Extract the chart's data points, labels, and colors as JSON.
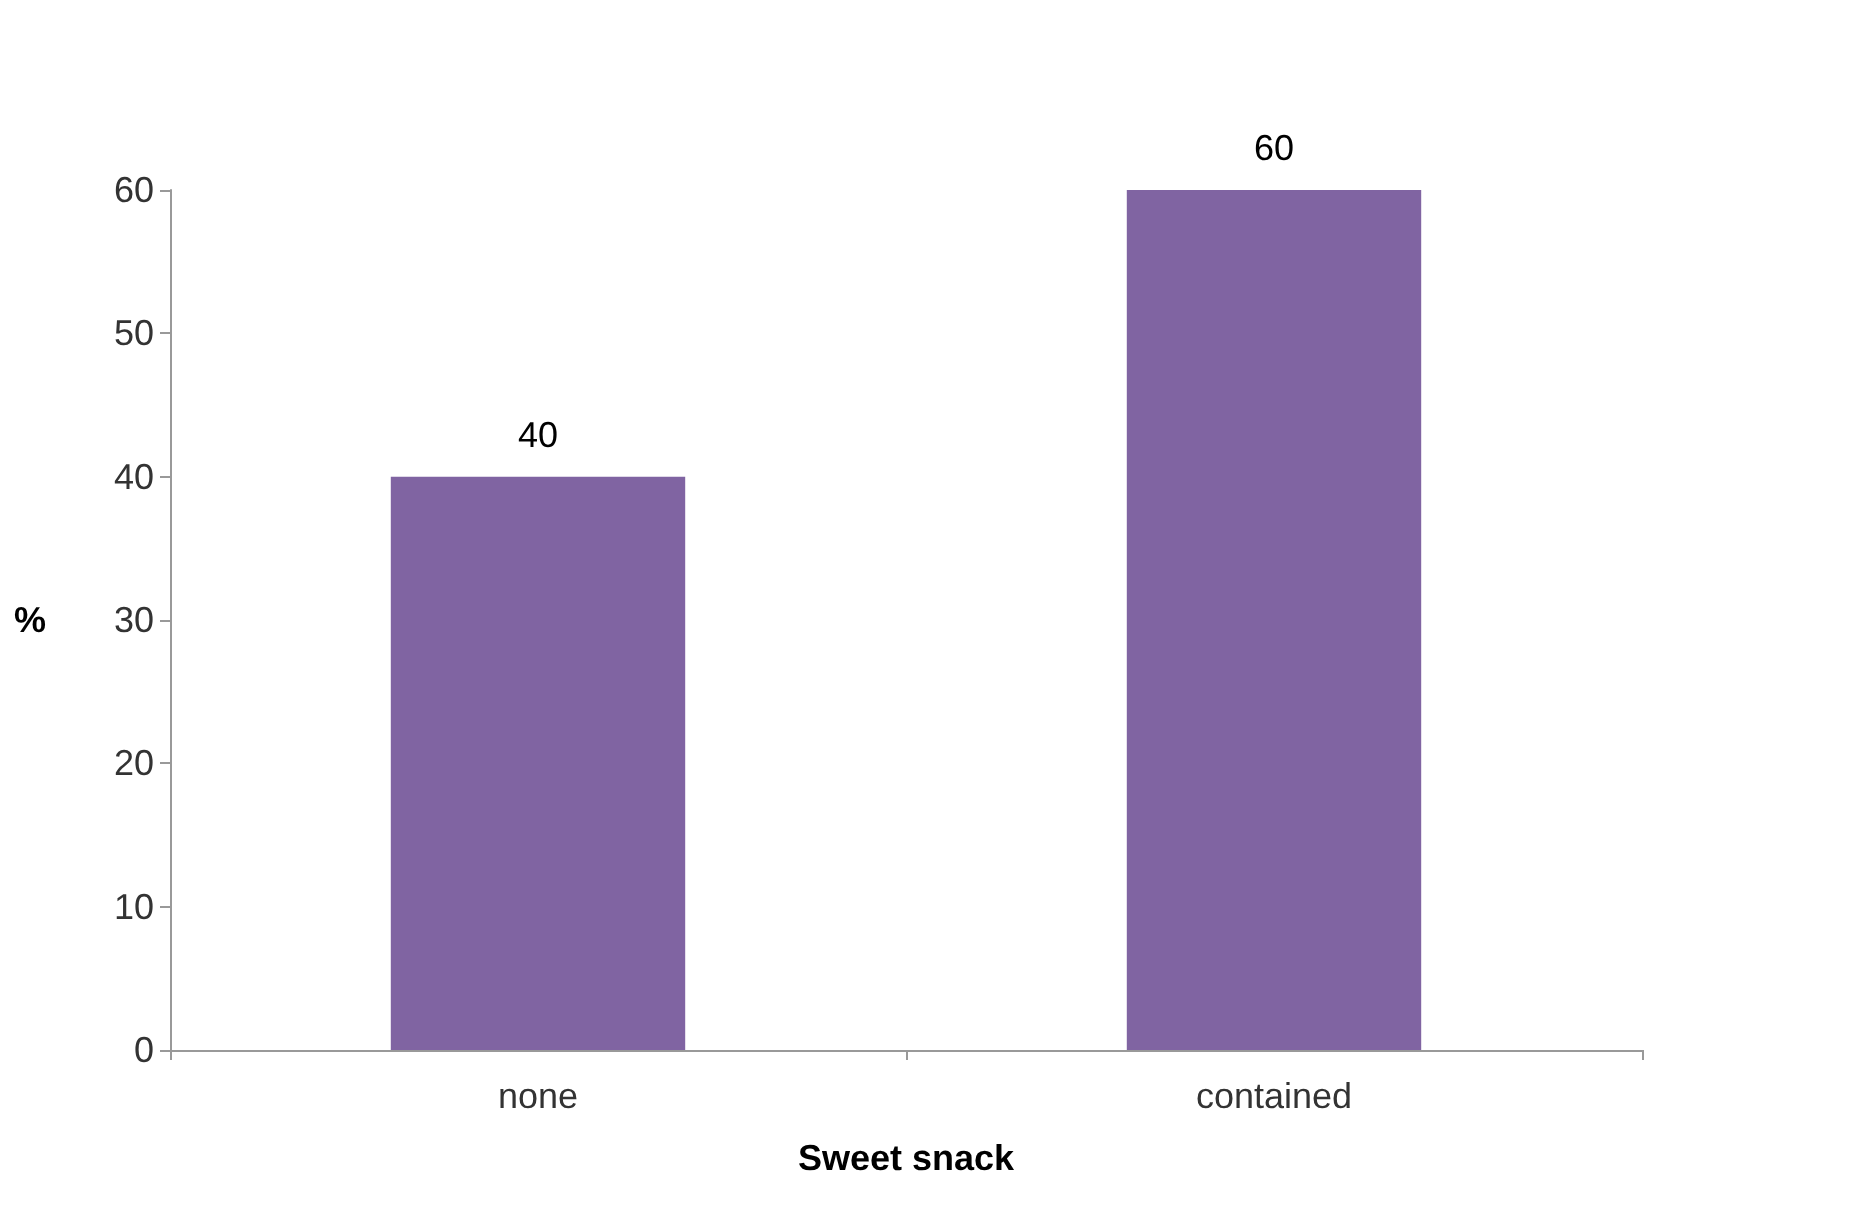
{
  "chart_data": {
    "type": "bar",
    "xlabel": "Sweet snack",
    "ylabel": "%",
    "categories": [
      "none",
      "contained"
    ],
    "values": [
      40,
      60
    ],
    "color": "#8064a2",
    "ylim": [
      0,
      60
    ],
    "yticks": [
      0,
      10,
      20,
      30,
      40,
      50,
      60
    ],
    "grid": false,
    "data_labels": true
  }
}
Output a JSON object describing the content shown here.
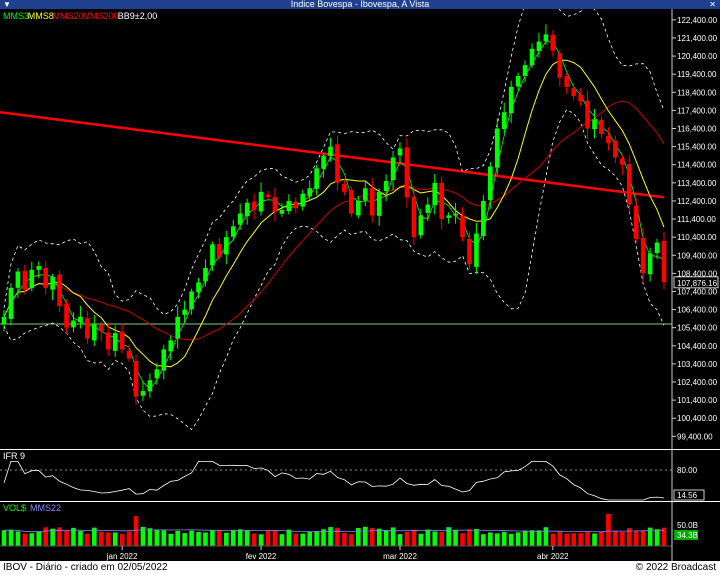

- [PROBLEM REQUIREMENTS]:
Repeat the preceding records precisely, and leave every picture out of the copy.

- [SOLVED EXERCISE]:
Extract the chart's data points, labels, and colors as JSON.
{
  "chart_data": {
    "type": "bar",
    "xlabel": "Sweet snack",
    "ylabel": "%",
    "categories": [
      "none",
      "contained"
    ],
    "values": [
      40,
      60
    ],
    "color": "#8064a2",
    "ylim": [
      0,
      60
    ],
    "yticks": [
      0,
      10,
      20,
      30,
      40,
      50,
      60
    ],
    "grid": false,
    "data_labels": true
  }
}
Output a JSON object describing the content shown here.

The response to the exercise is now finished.